#### Goal of the exercise
Copy out each line of the data that holds the word "true".

#### Source data
=====
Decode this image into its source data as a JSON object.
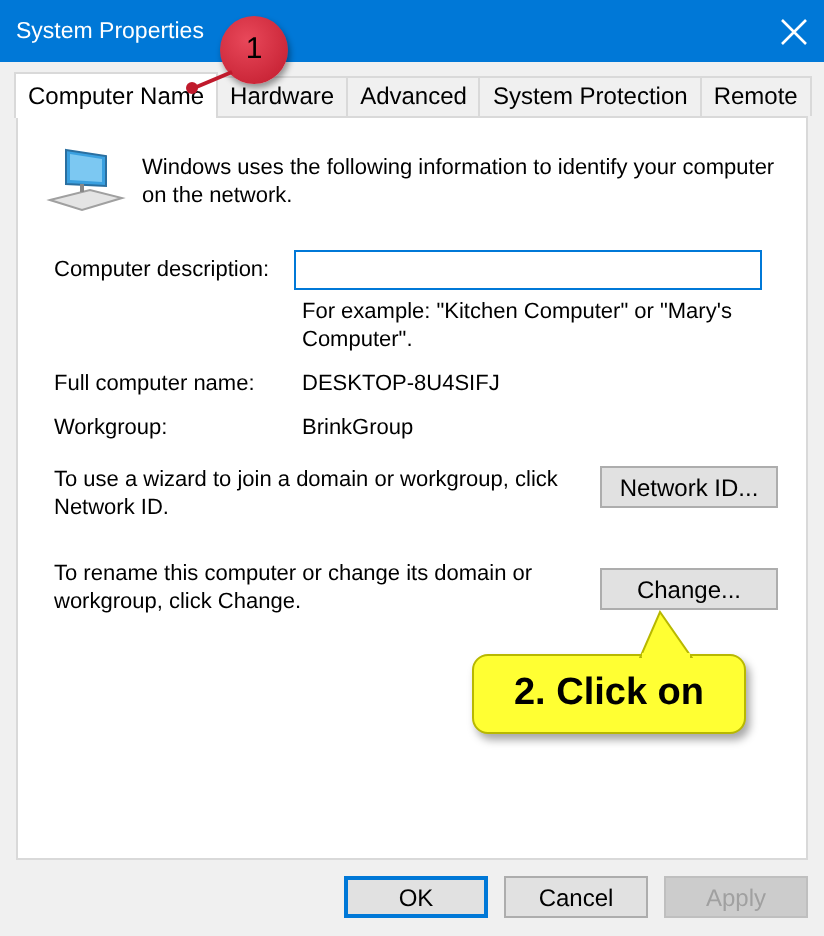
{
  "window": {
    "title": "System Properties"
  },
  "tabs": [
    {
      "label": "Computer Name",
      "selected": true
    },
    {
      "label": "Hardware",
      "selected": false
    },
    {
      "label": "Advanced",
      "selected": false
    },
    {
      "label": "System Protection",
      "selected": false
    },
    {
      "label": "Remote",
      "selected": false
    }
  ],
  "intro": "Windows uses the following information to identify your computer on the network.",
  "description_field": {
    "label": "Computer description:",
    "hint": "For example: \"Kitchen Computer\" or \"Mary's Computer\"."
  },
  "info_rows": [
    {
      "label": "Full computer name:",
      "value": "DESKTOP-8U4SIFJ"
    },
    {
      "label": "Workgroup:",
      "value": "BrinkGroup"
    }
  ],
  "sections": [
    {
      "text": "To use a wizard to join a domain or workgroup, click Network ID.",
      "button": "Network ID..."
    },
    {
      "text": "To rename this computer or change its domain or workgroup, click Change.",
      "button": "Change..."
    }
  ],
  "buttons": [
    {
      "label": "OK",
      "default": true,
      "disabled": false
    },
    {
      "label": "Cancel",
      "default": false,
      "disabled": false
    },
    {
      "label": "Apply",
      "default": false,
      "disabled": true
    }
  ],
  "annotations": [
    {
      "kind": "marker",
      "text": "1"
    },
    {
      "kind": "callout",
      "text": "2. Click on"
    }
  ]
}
=====
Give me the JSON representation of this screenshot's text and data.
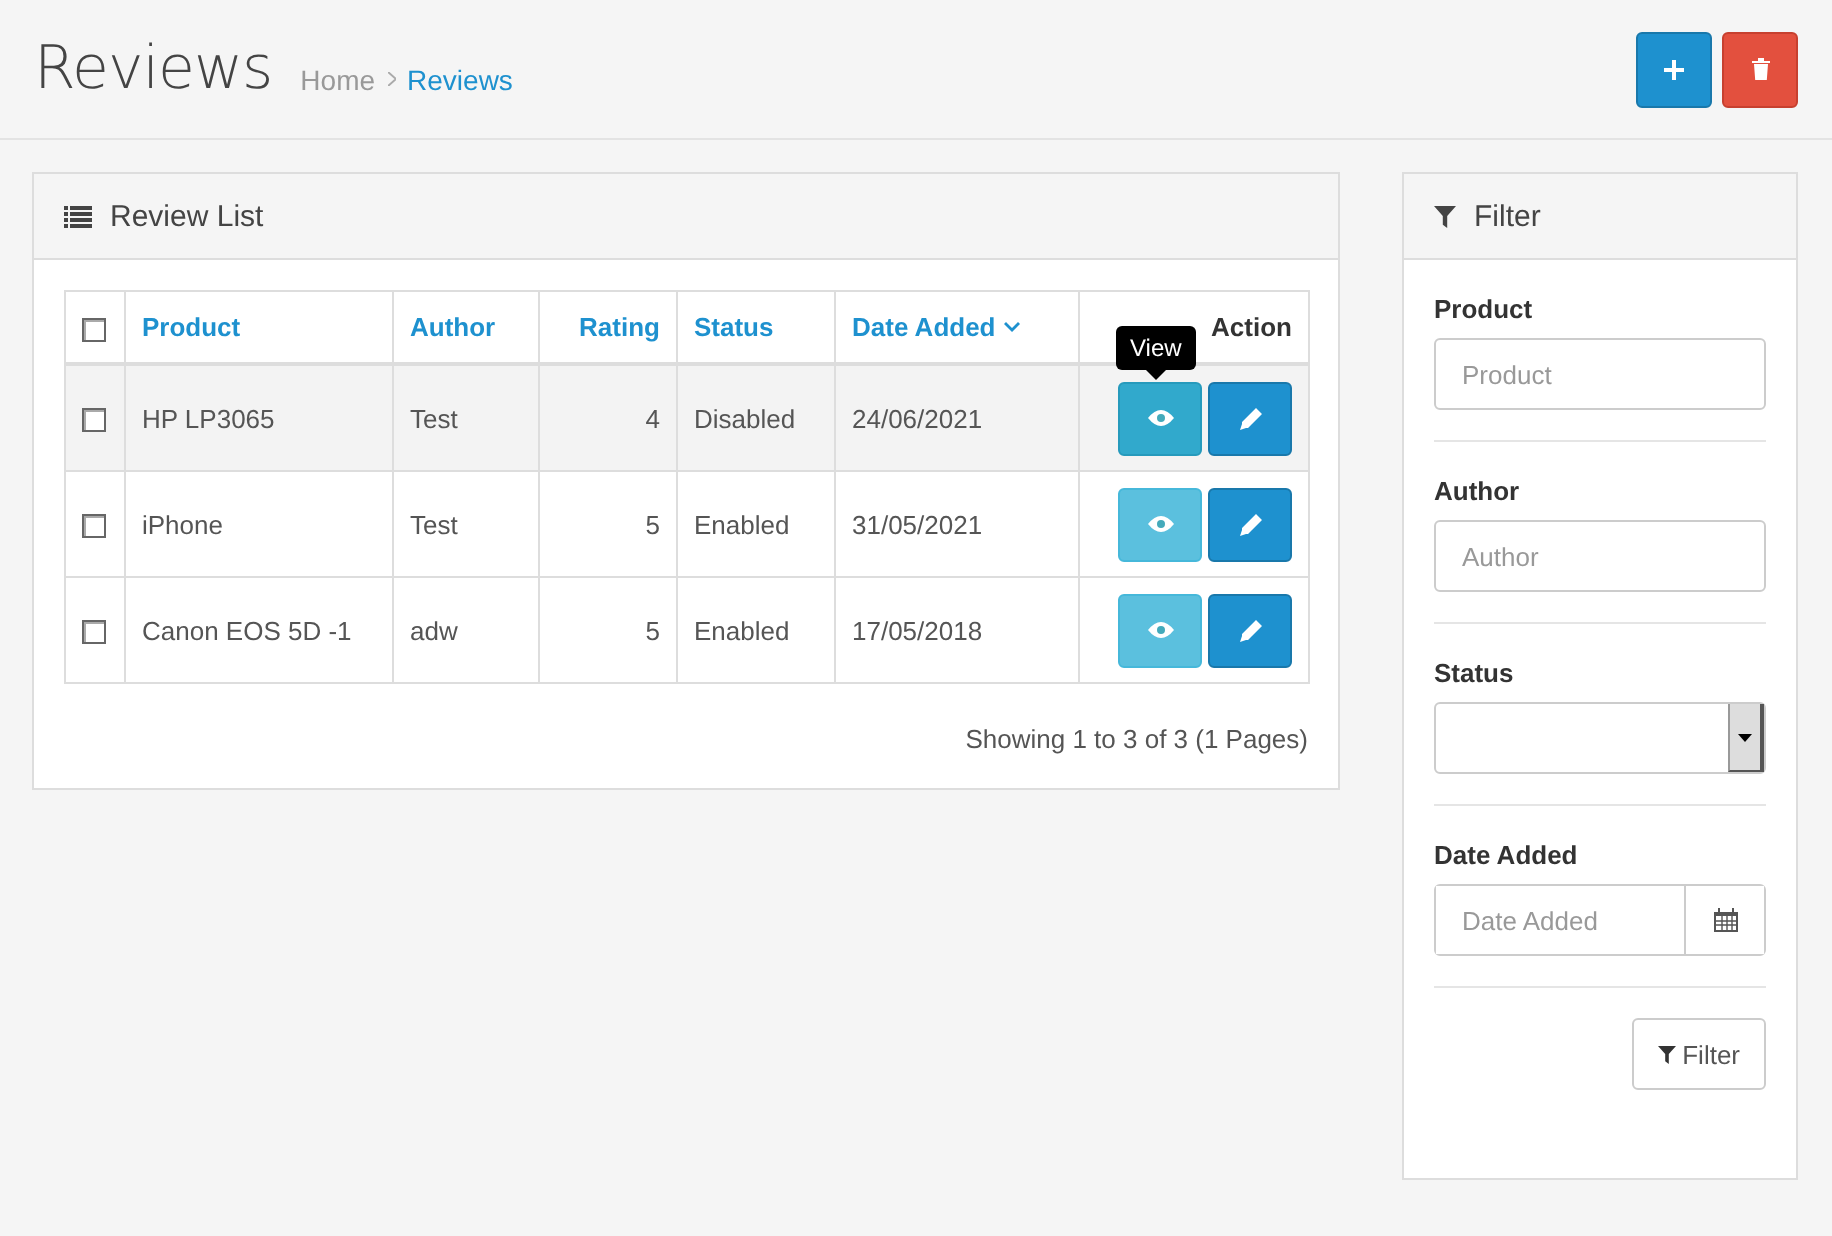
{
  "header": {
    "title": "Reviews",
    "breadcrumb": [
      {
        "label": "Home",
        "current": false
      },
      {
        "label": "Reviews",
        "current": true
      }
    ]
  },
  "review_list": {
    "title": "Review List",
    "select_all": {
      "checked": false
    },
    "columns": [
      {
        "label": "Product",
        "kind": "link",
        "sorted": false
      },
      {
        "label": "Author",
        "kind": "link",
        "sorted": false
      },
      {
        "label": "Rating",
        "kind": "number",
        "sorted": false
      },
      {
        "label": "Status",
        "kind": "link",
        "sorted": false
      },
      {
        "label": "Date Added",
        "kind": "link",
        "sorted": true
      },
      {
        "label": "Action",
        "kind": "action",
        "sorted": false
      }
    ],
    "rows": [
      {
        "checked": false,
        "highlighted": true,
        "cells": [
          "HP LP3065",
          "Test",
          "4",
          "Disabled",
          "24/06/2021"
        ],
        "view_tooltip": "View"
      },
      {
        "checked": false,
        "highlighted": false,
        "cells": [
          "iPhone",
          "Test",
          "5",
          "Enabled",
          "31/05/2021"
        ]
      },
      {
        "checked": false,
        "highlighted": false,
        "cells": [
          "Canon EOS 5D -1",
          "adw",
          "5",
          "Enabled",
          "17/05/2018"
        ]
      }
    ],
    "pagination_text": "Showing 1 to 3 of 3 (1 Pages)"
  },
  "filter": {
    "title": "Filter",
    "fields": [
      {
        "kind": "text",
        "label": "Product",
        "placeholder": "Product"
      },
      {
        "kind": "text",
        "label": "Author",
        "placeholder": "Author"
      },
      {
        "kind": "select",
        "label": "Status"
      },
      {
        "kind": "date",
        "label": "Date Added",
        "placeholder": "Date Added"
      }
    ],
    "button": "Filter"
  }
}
=====
#### Finished answer
      "selected": true
      "default": true,
      "disabled": true
        "current": true
        "sorted": true
        "highlighted": true,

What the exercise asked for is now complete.